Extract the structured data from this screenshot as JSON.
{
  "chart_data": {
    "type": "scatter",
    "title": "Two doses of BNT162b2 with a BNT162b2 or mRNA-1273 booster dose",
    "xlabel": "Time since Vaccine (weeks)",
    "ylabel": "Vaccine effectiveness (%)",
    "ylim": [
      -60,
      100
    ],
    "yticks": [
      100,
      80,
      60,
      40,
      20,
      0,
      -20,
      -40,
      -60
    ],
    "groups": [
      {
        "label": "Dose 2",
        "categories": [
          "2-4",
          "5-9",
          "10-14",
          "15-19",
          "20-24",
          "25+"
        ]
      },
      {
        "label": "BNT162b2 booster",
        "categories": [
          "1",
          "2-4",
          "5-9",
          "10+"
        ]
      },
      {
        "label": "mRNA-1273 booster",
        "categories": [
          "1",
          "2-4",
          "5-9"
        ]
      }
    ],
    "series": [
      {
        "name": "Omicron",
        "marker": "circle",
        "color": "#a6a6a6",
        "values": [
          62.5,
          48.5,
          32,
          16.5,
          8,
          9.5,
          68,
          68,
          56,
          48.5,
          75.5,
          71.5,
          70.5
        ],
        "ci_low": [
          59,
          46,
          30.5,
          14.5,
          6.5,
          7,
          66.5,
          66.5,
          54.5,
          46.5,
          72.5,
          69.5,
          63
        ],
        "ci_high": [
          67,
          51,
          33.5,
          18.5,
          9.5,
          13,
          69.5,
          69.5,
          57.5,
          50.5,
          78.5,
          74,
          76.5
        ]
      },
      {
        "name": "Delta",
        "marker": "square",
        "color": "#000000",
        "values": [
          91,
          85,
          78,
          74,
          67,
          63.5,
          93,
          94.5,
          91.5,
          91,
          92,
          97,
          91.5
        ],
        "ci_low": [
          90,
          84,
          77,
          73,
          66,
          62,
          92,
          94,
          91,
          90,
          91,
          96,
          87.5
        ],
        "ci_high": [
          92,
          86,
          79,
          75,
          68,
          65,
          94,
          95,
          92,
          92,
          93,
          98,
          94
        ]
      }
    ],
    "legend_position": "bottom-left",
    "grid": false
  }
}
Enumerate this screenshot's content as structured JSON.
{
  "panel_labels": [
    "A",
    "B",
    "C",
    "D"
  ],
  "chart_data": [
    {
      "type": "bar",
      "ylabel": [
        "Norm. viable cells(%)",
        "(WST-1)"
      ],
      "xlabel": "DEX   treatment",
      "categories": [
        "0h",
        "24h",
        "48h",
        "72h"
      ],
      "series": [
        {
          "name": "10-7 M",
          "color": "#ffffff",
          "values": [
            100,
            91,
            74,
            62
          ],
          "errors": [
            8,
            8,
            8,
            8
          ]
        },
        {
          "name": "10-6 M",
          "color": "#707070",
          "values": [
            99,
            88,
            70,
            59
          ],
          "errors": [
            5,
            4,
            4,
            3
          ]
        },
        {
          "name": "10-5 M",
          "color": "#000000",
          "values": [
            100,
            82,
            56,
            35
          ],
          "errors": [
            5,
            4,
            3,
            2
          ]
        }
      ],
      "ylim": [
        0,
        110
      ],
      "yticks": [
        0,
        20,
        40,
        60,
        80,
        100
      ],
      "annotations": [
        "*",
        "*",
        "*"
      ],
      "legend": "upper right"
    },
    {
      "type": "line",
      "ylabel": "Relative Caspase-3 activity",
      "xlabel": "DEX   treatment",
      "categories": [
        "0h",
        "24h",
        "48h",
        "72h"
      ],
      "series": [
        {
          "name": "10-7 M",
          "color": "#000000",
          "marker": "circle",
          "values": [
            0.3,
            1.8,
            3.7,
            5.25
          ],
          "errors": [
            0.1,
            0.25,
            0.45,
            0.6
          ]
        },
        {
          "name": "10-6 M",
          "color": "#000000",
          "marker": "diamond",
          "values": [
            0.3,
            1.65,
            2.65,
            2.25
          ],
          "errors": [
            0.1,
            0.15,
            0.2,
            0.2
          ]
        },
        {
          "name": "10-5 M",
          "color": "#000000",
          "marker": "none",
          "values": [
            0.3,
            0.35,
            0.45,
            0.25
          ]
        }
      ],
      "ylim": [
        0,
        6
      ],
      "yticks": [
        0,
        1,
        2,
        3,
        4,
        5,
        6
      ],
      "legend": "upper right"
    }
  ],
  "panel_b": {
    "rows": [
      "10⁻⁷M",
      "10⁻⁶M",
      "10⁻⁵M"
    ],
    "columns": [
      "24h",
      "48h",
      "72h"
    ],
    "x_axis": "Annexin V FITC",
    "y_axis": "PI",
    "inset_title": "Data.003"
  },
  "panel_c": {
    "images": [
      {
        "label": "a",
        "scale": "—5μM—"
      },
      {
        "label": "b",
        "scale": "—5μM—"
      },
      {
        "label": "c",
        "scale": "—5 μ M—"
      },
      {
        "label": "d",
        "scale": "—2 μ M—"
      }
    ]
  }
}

* What needs to be done
What is needed is an exact repetition of all the entries above.

* Solution to this problem
Extract the structured data from this screenshot as JSON.
{
  "chart_data": {
    "type": "scatter",
    "title": "Two doses of BNT162b2 with a BNT162b2 or mRNA-1273 booster dose",
    "xlabel": "Time since Vaccine (weeks)",
    "ylabel": "Vaccine effectiveness (%)",
    "ylim": [
      -60,
      100
    ],
    "yticks": [
      100,
      80,
      60,
      40,
      20,
      0,
      -20,
      -40,
      -60
    ],
    "groups": [
      {
        "label": "Dose 2",
        "categories": [
          "2-4",
          "5-9",
          "10-14",
          "15-19",
          "20-24",
          "25+"
        ]
      },
      {
        "label": "BNT162b2 booster",
        "categories": [
          "1",
          "2-4",
          "5-9",
          "10+"
        ]
      },
      {
        "label": "mRNA-1273 booster",
        "categories": [
          "1",
          "2-4",
          "5-9"
        ]
      }
    ],
    "series": [
      {
        "name": "Omicron",
        "marker": "circle",
        "color": "#a6a6a6",
        "values": [
          62.5,
          48.5,
          32,
          16.5,
          8,
          9.5,
          68,
          68,
          56,
          48.5,
          75.5,
          71.5,
          70.5
        ],
        "ci_low": [
          59,
          46,
          30.5,
          14.5,
          6.5,
          7,
          66.5,
          66.5,
          54.5,
          46.5,
          72.5,
          69.5,
          63
        ],
        "ci_high": [
          67,
          51,
          33.5,
          18.5,
          9.5,
          13,
          69.5,
          69.5,
          57.5,
          50.5,
          78.5,
          74,
          76.5
        ]
      },
      {
        "name": "Delta",
        "marker": "square",
        "color": "#000000",
        "values": [
          91,
          85,
          78,
          74,
          67,
          63.5,
          93,
          94.5,
          91.5,
          91,
          92,
          97,
          91.5
        ],
        "ci_low": [
          90,
          84,
          77,
          73,
          66,
          62,
          92,
          94,
          91,
          90,
          91,
          96,
          87.5
        ],
        "ci_high": [
          92,
          86,
          79,
          75,
          68,
          65,
          94,
          95,
          92,
          92,
          93,
          98,
          94
        ]
      }
    ],
    "legend_position": "bottom-left",
    "grid": false
  }
}
Enumerate this screenshot's content as structured JSON.
{
  "panel_labels": [
    "A",
    "B",
    "C",
    "D"
  ],
  "chart_data": [
    {
      "type": "bar",
      "ylabel": [
        "Norm. viable cells(%)",
        "(WST-1)"
      ],
      "xlabel": "DEX   treatment",
      "categories": [
        "0h",
        "24h",
        "48h",
        "72h"
      ],
      "series": [
        {
          "name": "10-7 M",
          "color": "#ffffff",
          "values": [
            100,
            91,
            74,
            62
          ],
          "errors": [
            8,
            8,
            8,
            8
          ]
        },
        {
          "name": "10-6 M",
          "color": "#707070",
          "values": [
            99,
            88,
            70,
            59
          ],
          "errors": [
            5,
            4,
            4,
            3
          ]
        },
        {
          "name": "10-5 M",
          "color": "#000000",
          "values": [
            100,
            82,
            56,
            35
          ],
          "errors": [
            5,
            4,
            3,
            2
          ]
        }
      ],
      "ylim": [
        0,
        110
      ],
      "yticks": [
        0,
        20,
        40,
        60,
        80,
        100
      ],
      "annotations": [
        "*",
        "*",
        "*"
      ],
      "legend": "upper right"
    },
    {
      "type": "line",
      "ylabel": "Relative Caspase-3 activity",
      "xlabel": "DEX   treatment",
      "categories": [
        "0h",
        "24h",
        "48h",
        "72h"
      ],
      "series": [
        {
          "name": "10-7 M",
          "color": "#000000",
          "marker": "circle",
          "values": [
            0.3,
            1.8,
            3.7,
            5.25
          ],
          "errors": [
            0.1,
            0.25,
            0.45,
            0.6
          ]
        },
        {
          "name": "10-6 M",
          "color": "#000000",
          "marker": "diamond",
          "values": [
            0.3,
            1.65,
            2.65,
            2.25
          ],
          "errors": [
            0.1,
            0.15,
            0.2,
            0.2
          ]
        },
        {
          "name": "10-5 M",
          "color": "#000000",
          "marker": "none",
          "values": [
            0.3,
            0.35,
            0.45,
            0.25
          ]
        }
      ],
      "ylim": [
        0,
        6
      ],
      "yticks": [
        0,
        1,
        2,
        3,
        4,
        5,
        6
      ],
      "legend": "upper right"
    }
  ],
  "panel_b": {
    "rows": [
      "10⁻⁷M",
      "10⁻⁶M",
      "10⁻⁵M"
    ],
    "columns": [
      "24h",
      "48h",
      "72h"
    ],
    "x_axis": "Annexin V FITC",
    "y_axis": "PI",
    "inset_title": "Data.003"
  },
  "panel_c": {
    "images": [
      {
        "label": "a",
        "scale": "—5μM—"
      },
      {
        "label": "b",
        "scale": "—5μM—"
      },
      {
        "label": "c",
        "scale": "—5 μ M—"
      },
      {
        "label": "d",
        "scale": "—2 μ M—"
      }
    ]
  }
}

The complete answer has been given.